# Your goal
Tally the lines containing the word "grid" and give the total alone.

# Given data
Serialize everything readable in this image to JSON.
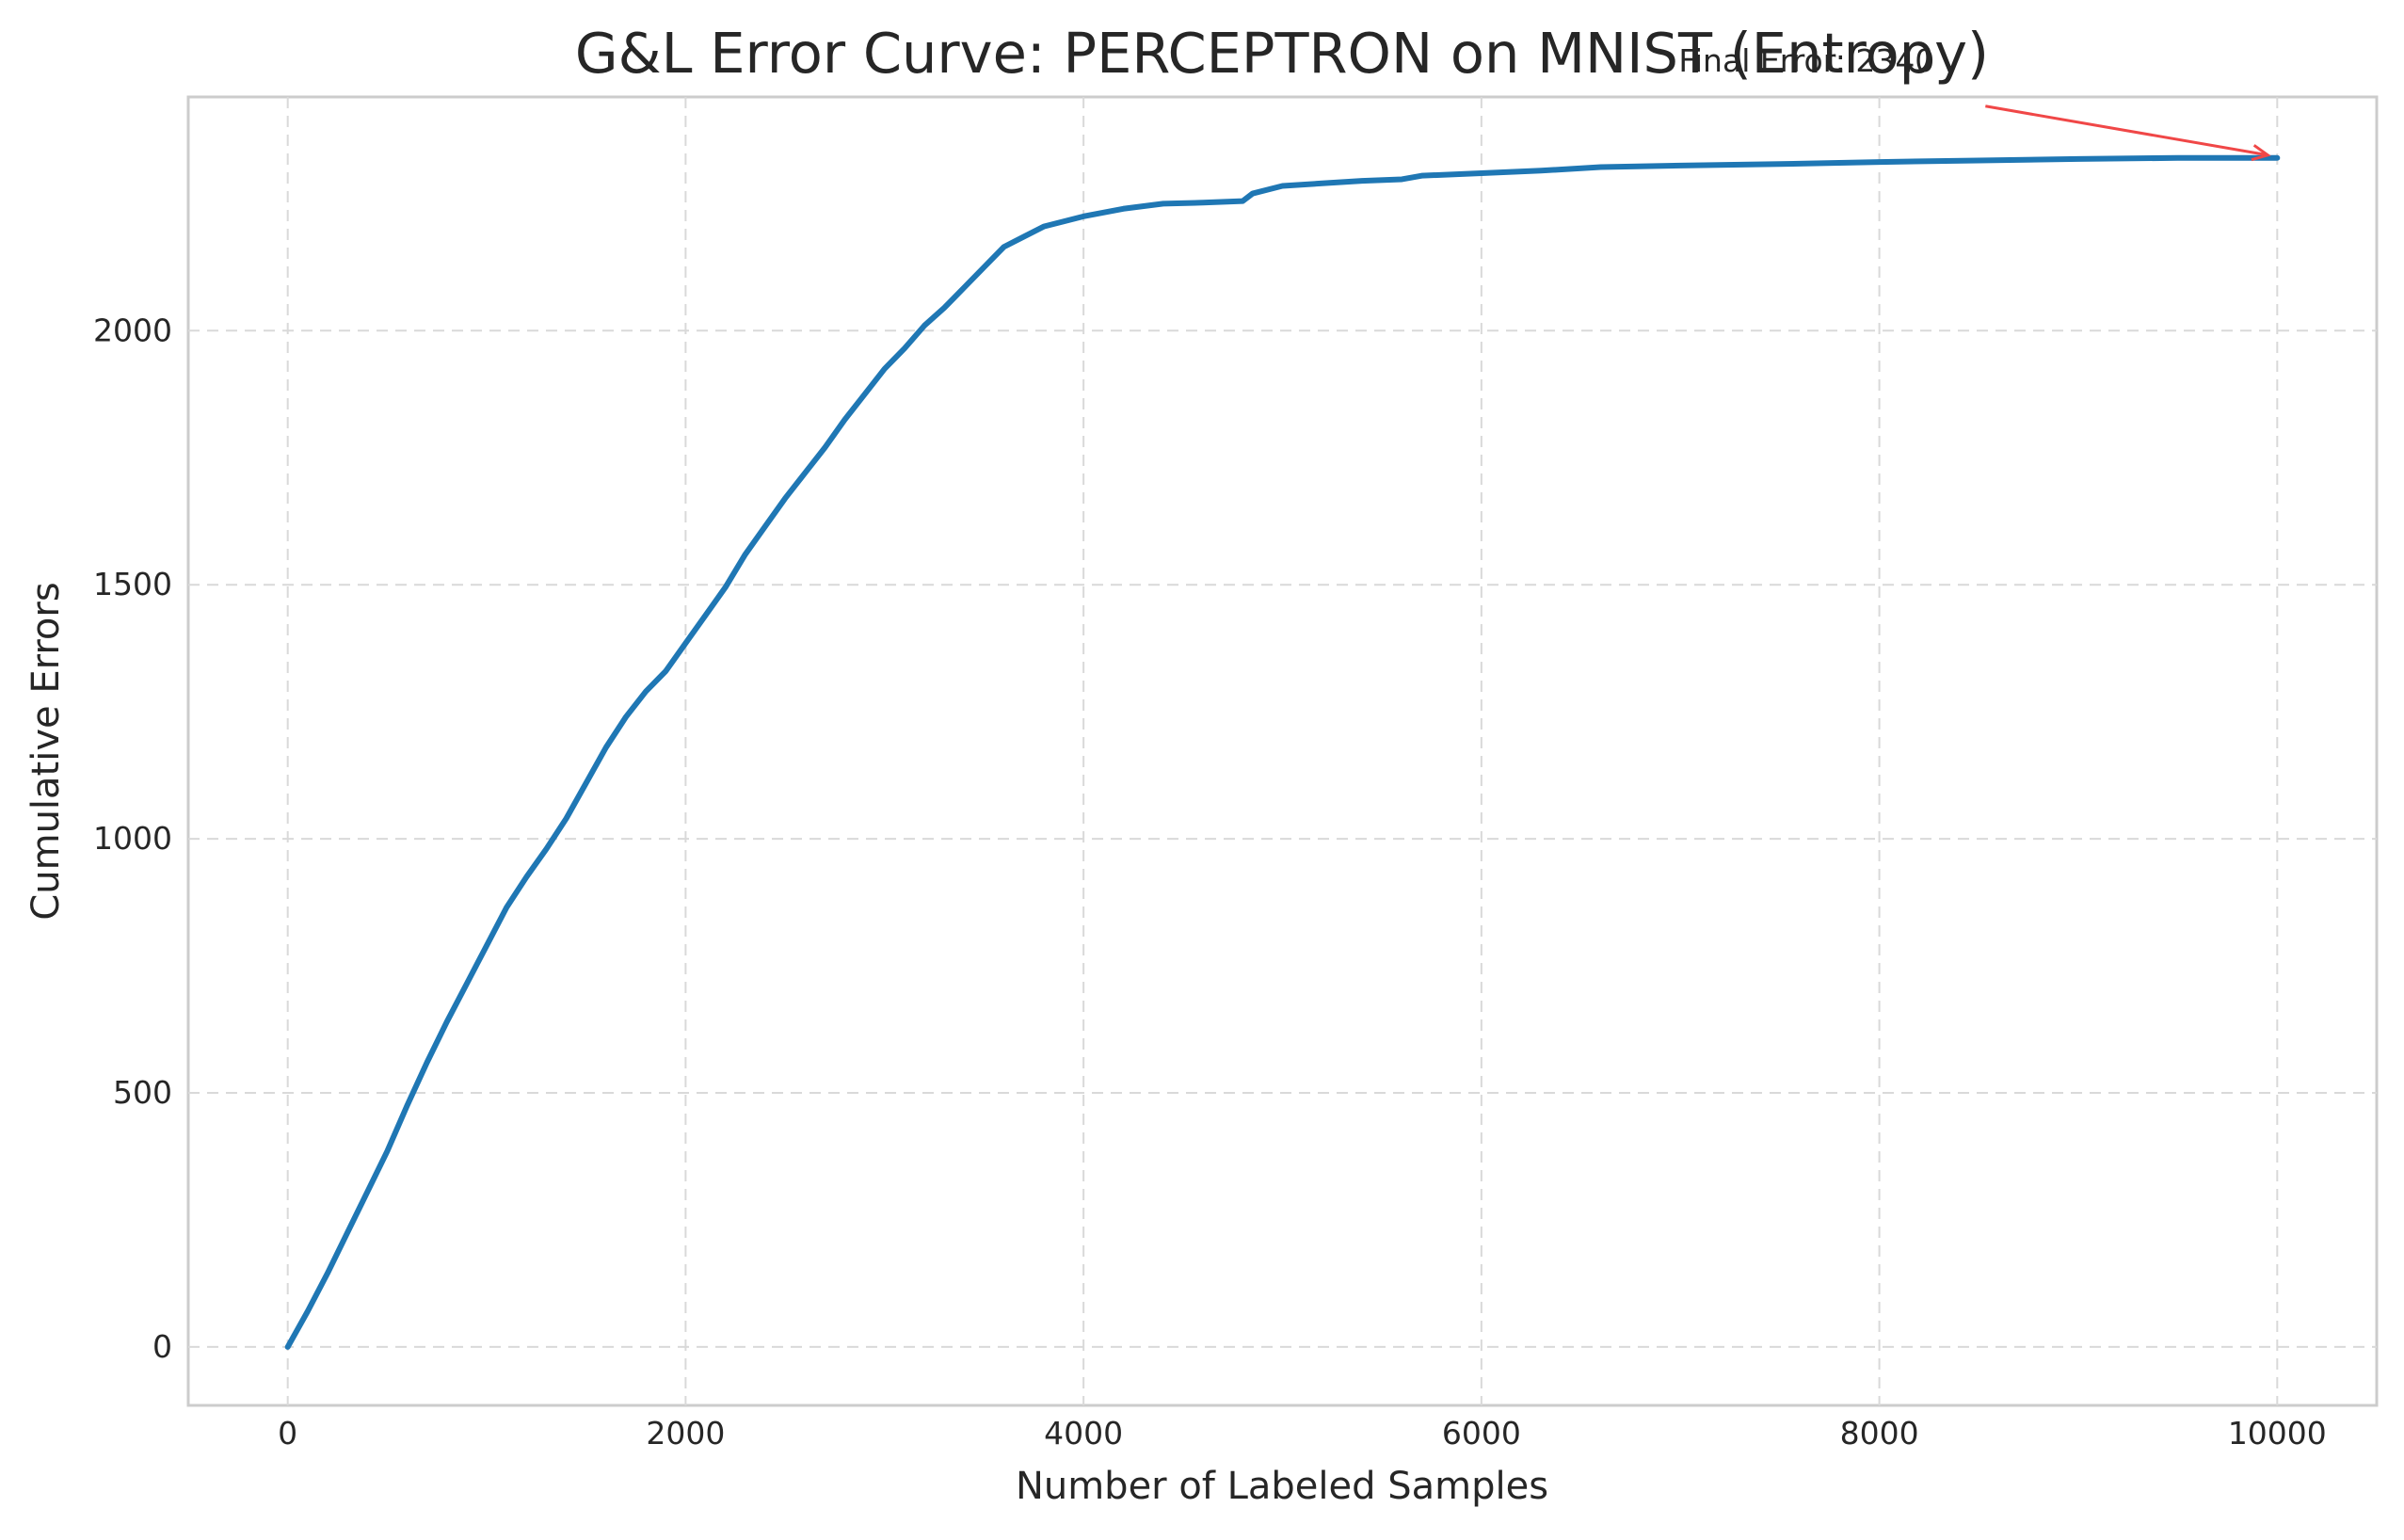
{
  "colors": {
    "series": "#1f77b4",
    "annotation": "#f04747"
  },
  "chart_data": {
    "type": "line",
    "title": "G&L Error Curve: PERCEPTRON on MNIST (Entropy)",
    "xlabel": "Number of Labeled Samples",
    "ylabel": "Cumulative Errors",
    "xlim": [
      -500,
      10500
    ],
    "ylim": [
      -115,
      2460
    ],
    "grid": true,
    "legend": "none",
    "x_ticks": [
      0,
      2000,
      4000,
      6000,
      8000,
      10000
    ],
    "x_tick_labels": [
      "0",
      "2000",
      "4000",
      "6000",
      "8000",
      "10000"
    ],
    "y_ticks": [
      0,
      500,
      1000,
      1500,
      2000
    ],
    "y_tick_labels": [
      "0",
      "500",
      "1000",
      "1500",
      "2000"
    ],
    "series": [
      {
        "x": [
          0,
          100,
          200,
          300,
          400,
          500,
          600,
          700,
          800,
          900,
          1000,
          1100,
          1200,
          1300,
          1400,
          1500,
          1600,
          1700,
          1800,
          1900,
          2000,
          2100,
          2200,
          2300,
          2400,
          2500,
          2600,
          2700,
          2800,
          2900,
          3000,
          3100,
          3200,
          3300,
          3400,
          3500,
          3600,
          3700,
          3800,
          3900,
          4000,
          4200,
          4400,
          4600,
          4800,
          4850,
          5000,
          5200,
          5400,
          5600,
          5700,
          6000,
          6300,
          6600,
          7000,
          7500,
          8000,
          8500,
          9000,
          9500,
          10000
        ],
        "y": [
          0,
          70,
          145,
          225,
          305,
          385,
          475,
          560,
          640,
          715,
          790,
          865,
          925,
          980,
          1040,
          1110,
          1180,
          1240,
          1290,
          1330,
          1385,
          1440,
          1495,
          1560,
          1615,
          1670,
          1720,
          1770,
          1825,
          1875,
          1925,
          1965,
          2010,
          2045,
          2085,
          2125,
          2165,
          2185,
          2205,
          2215,
          2225,
          2240,
          2250,
          2252,
          2255,
          2270,
          2285,
          2290,
          2295,
          2298,
          2305,
          2310,
          2315,
          2322,
          2325,
          2328,
          2332,
          2335,
          2338,
          2340,
          2340
        ]
      }
    ],
    "annotations": [
      {
        "text": "Final Error: 2340",
        "point": [
          10000,
          2340
        ]
      }
    ]
  }
}
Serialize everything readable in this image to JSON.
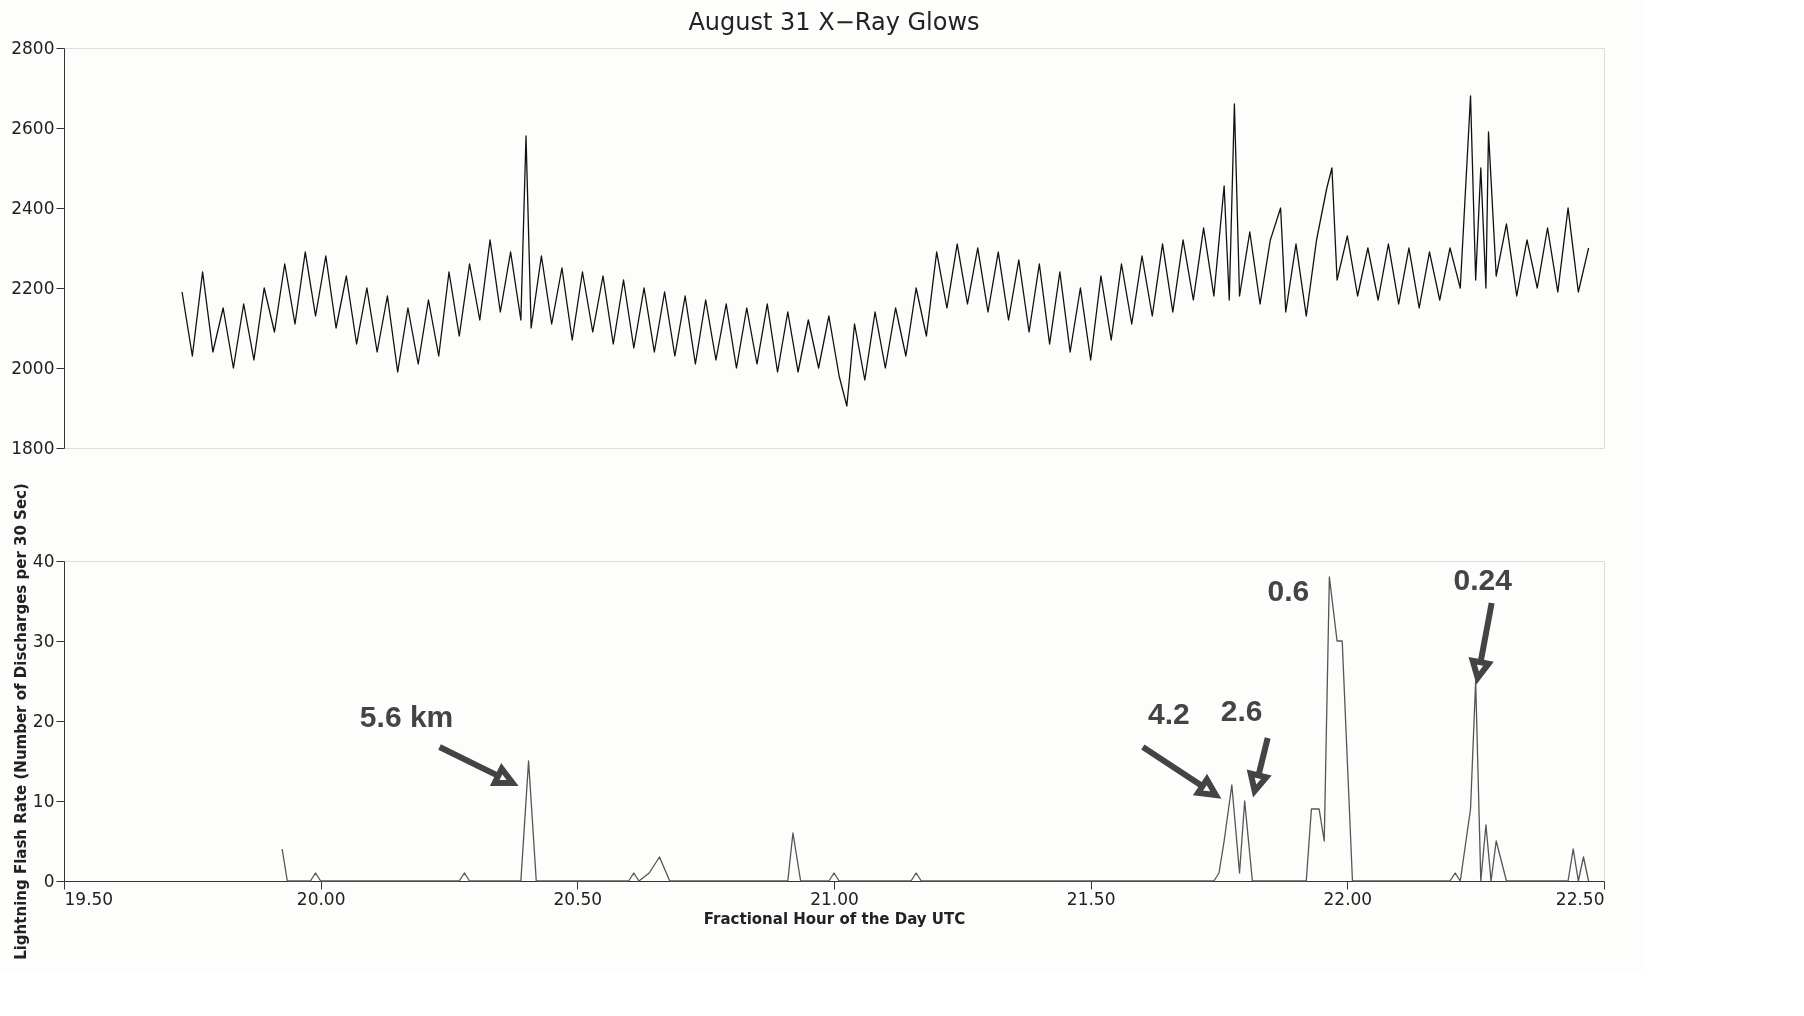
{
  "chart_data": [
    {
      "type": "line",
      "title": "August 31 X−Ray Glows",
      "x": [
        19.73,
        19.75,
        19.77,
        19.79,
        19.81,
        19.83,
        19.85,
        19.87,
        19.89,
        19.91,
        19.93,
        19.95,
        19.97,
        19.99,
        20.01,
        20.03,
        20.05,
        20.07,
        20.09,
        20.11,
        20.13,
        20.15,
        20.17,
        20.19,
        20.21,
        20.23,
        20.25,
        20.27,
        20.29,
        20.31,
        20.33,
        20.35,
        20.37,
        20.39,
        20.4,
        20.41,
        20.43,
        20.45,
        20.47,
        20.49,
        20.51,
        20.53,
        20.55,
        20.57,
        20.59,
        20.61,
        20.63,
        20.65,
        20.67,
        20.69,
        20.71,
        20.73,
        20.75,
        20.77,
        20.79,
        20.81,
        20.83,
        20.85,
        20.87,
        20.89,
        20.91,
        20.93,
        20.95,
        20.97,
        20.99,
        21.01,
        21.025,
        21.04,
        21.06,
        21.08,
        21.1,
        21.12,
        21.14,
        21.16,
        21.18,
        21.2,
        21.22,
        21.24,
        21.26,
        21.28,
        21.3,
        21.32,
        21.34,
        21.36,
        21.38,
        21.4,
        21.42,
        21.44,
        21.46,
        21.48,
        21.5,
        21.52,
        21.54,
        21.56,
        21.58,
        21.6,
        21.62,
        21.64,
        21.66,
        21.68,
        21.7,
        21.72,
        21.74,
        21.76,
        21.77,
        21.78,
        21.79,
        21.81,
        21.83,
        21.85,
        21.87,
        21.88,
        21.9,
        21.92,
        21.94,
        21.96,
        21.97,
        21.98,
        22.0,
        22.02,
        22.04,
        22.06,
        22.08,
        22.1,
        22.12,
        22.14,
        22.16,
        22.18,
        22.2,
        22.22,
        22.24,
        22.25,
        22.26,
        22.27,
        22.275,
        22.29,
        22.31,
        22.33,
        22.35,
        22.37,
        22.39,
        22.41,
        22.43,
        22.45,
        22.47
      ],
      "series": [
        {
          "color": "#111111",
          "values": [
            2190,
            2030,
            2240,
            2040,
            2150,
            2000,
            2160,
            2020,
            2200,
            2090,
            2260,
            2110,
            2290,
            2130,
            2280,
            2100,
            2230,
            2060,
            2200,
            2040,
            2180,
            1990,
            2150,
            2010,
            2170,
            2030,
            2240,
            2080,
            2260,
            2120,
            2320,
            2140,
            2290,
            2120,
            2580,
            2100,
            2280,
            2110,
            2250,
            2070,
            2240,
            2090,
            2230,
            2060,
            2220,
            2050,
            2200,
            2040,
            2190,
            2030,
            2180,
            2010,
            2170,
            2020,
            2160,
            2000,
            2150,
            2010,
            2160,
            1990,
            2140,
            1990,
            2120,
            2000,
            2130,
            1980,
            1905,
            2110,
            1970,
            2140,
            2000,
            2150,
            2030,
            2200,
            2080,
            2290,
            2150,
            2310,
            2160,
            2300,
            2140,
            2290,
            2120,
            2270,
            2090,
            2260,
            2060,
            2240,
            2040,
            2200,
            2020,
            2230,
            2070,
            2260,
            2110,
            2280,
            2130,
            2310,
            2140,
            2320,
            2170,
            2350,
            2180,
            2455,
            2170,
            2660,
            2180,
            2340,
            2160,
            2320,
            2400,
            2140,
            2310,
            2130,
            2320,
            2450,
            2500,
            2220,
            2330,
            2180,
            2300,
            2170,
            2310,
            2160,
            2300,
            2150,
            2290,
            2170,
            2300,
            2200,
            2680,
            2220,
            2500,
            2200,
            2590,
            2230,
            2360,
            2180,
            2320,
            2200,
            2350,
            2190,
            2400,
            2190,
            2300
          ]
        }
      ],
      "xlim": [
        19.5,
        22.5
      ],
      "ylim": [
        1800,
        2800
      ],
      "yticks": [
        1800,
        2000,
        2200,
        2400,
        2600,
        2800
      ],
      "tick_labels": "y",
      "grid": false
    },
    {
      "type": "line",
      "xlabel": "Fractional Hour of the Day UTC",
      "ylabel": "Lightning Flash Rate (Number of Discharges per 30 Sec)",
      "x": [
        19.925,
        19.935,
        19.98,
        19.99,
        20.0,
        20.27,
        20.28,
        20.29,
        20.39,
        20.405,
        20.42,
        20.6,
        20.61,
        20.62,
        20.64,
        20.66,
        20.68,
        20.91,
        20.92,
        20.935,
        20.99,
        21.0,
        21.01,
        21.15,
        21.16,
        21.17,
        21.74,
        21.75,
        21.76,
        21.775,
        21.79,
        21.8,
        21.815,
        21.92,
        21.93,
        21.945,
        21.955,
        21.965,
        21.98,
        21.99,
        22.01,
        22.2,
        22.21,
        22.22,
        22.24,
        22.25,
        22.26,
        22.27,
        22.28,
        22.29,
        22.31,
        22.43,
        22.44,
        22.45,
        22.46,
        22.47
      ],
      "series": [
        {
          "color": "#555555",
          "values": [
            4,
            0,
            0,
            1,
            0,
            0,
            1,
            0,
            0,
            15,
            0,
            0,
            1,
            0,
            1,
            3,
            0,
            0,
            6,
            0,
            0,
            1,
            0,
            0,
            1,
            0,
            0,
            1,
            5,
            12,
            1,
            10,
            0,
            0,
            9,
            9,
            5,
            38,
            30,
            30,
            0,
            0,
            1,
            0,
            9,
            25,
            0,
            7,
            0,
            5,
            0,
            0,
            4,
            0,
            3,
            0
          ]
        }
      ],
      "xlim": [
        19.5,
        22.5
      ],
      "xticks": [
        {
          "value": 19.5,
          "label": "19.50"
        },
        {
          "value": 20.0,
          "label": "20.00"
        },
        {
          "value": 20.5,
          "label": "20.50"
        },
        {
          "value": 21.0,
          "label": "21.00"
        },
        {
          "value": 21.5,
          "label": "21.50"
        },
        {
          "value": 22.0,
          "label": "22.00"
        },
        {
          "value": 22.5,
          "label": "22.50"
        }
      ],
      "ylim": [
        0,
        40
      ],
      "yticks": [
        0,
        10,
        20,
        30,
        40
      ],
      "grid": false,
      "annotations": [
        {
          "text": "5.6 km",
          "x": 20.405,
          "y": 15
        },
        {
          "text": "4.2",
          "x": 21.775,
          "y": 12
        },
        {
          "text": "2.6",
          "x": 21.8,
          "y": 10
        },
        {
          "text": "0.6",
          "x": 21.965,
          "y": 38
        },
        {
          "text": "0.24",
          "x": 22.25,
          "y": 25
        }
      ]
    }
  ]
}
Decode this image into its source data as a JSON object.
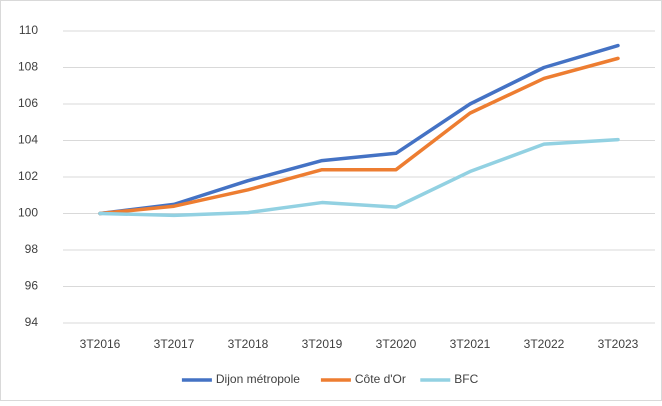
{
  "chart_data": {
    "type": "line",
    "categories": [
      "3T2016",
      "3T2017",
      "3T2018",
      "3T2019",
      "3T2020",
      "3T2021",
      "3T2022",
      "3T2023"
    ],
    "series": [
      {
        "name": "Dijon métropole",
        "color": "#4472c4",
        "values": [
          100,
          100.5,
          101.8,
          102.9,
          103.3,
          106,
          108,
          109.2
        ]
      },
      {
        "name": "Côte d'Or",
        "color": "#ed7d31",
        "values": [
          100,
          100.4,
          101.3,
          102.4,
          102.4,
          105.5,
          107.4,
          108.5
        ]
      },
      {
        "name": "BFC",
        "color": "#92d1e2",
        "values": [
          100,
          99.9,
          100.05,
          100.6,
          100.35,
          102.3,
          103.8,
          104.05
        ]
      }
    ],
    "ylim": [
      94,
      110
    ],
    "yticks": [
      94,
      96,
      98,
      100,
      102,
      104,
      106,
      108,
      110
    ],
    "grid": true,
    "legend": "bottom"
  }
}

# Finished task
4